> STATED TASK:
Filter the entries and keep only the lines where the string "text" appears.

Entries with figure data:
- - - - - - -

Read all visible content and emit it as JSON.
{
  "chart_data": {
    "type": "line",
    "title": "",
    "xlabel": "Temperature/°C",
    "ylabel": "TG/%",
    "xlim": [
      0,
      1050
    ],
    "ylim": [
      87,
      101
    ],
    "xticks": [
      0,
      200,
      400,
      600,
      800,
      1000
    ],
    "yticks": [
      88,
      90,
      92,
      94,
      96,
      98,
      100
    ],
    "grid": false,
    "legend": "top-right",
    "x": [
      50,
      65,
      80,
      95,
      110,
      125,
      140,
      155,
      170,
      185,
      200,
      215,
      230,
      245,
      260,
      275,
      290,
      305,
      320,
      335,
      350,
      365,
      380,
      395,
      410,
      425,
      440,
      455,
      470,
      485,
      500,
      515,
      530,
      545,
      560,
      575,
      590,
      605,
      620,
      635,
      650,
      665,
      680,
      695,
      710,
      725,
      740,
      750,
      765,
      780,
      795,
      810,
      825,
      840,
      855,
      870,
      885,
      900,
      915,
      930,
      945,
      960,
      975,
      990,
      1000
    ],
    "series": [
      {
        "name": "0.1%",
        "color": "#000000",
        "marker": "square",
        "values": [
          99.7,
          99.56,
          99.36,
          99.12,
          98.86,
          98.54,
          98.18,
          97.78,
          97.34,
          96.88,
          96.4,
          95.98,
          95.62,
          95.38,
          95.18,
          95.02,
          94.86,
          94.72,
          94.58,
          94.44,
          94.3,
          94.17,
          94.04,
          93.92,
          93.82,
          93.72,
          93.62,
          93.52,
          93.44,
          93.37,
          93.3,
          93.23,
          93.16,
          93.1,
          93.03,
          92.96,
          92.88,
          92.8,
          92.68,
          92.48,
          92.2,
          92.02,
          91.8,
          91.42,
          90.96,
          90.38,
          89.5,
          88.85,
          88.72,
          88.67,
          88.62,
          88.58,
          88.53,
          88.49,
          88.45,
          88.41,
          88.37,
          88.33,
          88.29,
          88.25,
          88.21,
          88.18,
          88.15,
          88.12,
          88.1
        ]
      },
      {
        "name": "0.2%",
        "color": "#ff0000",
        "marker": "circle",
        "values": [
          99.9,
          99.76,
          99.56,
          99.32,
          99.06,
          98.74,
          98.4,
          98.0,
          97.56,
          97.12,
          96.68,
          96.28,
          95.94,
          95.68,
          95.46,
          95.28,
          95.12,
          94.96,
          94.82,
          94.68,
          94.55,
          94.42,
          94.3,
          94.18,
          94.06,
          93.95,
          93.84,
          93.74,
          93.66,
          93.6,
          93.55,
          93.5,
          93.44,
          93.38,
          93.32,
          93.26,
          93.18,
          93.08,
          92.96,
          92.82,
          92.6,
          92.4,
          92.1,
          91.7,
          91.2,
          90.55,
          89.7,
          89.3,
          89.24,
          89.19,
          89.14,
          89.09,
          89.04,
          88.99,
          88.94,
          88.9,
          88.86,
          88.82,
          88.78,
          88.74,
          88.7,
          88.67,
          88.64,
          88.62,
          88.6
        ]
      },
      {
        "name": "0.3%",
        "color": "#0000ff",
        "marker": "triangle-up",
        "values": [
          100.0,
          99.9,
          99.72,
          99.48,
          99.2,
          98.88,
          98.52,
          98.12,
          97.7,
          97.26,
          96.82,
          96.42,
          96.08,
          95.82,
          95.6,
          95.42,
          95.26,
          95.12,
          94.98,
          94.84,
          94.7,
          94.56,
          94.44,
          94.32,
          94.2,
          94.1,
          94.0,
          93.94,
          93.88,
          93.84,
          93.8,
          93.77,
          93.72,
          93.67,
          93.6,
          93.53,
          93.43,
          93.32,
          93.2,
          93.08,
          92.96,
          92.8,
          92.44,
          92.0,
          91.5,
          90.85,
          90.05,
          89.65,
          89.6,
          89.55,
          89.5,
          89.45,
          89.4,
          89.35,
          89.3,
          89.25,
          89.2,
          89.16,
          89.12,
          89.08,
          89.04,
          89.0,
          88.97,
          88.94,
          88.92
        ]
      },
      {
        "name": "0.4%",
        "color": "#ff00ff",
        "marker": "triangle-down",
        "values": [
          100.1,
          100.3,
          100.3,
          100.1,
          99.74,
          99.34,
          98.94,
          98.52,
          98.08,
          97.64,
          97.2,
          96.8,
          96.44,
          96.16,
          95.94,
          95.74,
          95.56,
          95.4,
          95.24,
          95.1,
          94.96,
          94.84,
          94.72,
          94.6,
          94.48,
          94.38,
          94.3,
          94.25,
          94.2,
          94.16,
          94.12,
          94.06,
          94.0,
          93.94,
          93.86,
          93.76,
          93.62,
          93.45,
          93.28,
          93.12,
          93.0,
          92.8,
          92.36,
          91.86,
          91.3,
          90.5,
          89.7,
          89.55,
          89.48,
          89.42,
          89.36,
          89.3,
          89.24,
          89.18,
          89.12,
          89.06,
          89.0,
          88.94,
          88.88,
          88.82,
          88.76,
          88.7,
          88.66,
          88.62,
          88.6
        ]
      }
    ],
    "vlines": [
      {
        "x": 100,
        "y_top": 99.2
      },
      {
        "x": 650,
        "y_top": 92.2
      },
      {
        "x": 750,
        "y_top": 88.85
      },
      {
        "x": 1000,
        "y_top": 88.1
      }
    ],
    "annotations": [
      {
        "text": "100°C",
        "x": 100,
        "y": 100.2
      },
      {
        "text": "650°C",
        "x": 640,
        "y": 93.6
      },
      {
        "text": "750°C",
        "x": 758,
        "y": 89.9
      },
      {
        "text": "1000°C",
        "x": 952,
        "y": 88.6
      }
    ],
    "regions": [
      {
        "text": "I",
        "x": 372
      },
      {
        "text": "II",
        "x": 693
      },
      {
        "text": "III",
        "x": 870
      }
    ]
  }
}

- - - - - - -

> COMPLETE OUTPUT:
        "text": "100°C",
        "text": "650°C",
        "text": "750°C",
        "text": "1000°C",
        "text": "I",
        "text": "II",
        "text": "III",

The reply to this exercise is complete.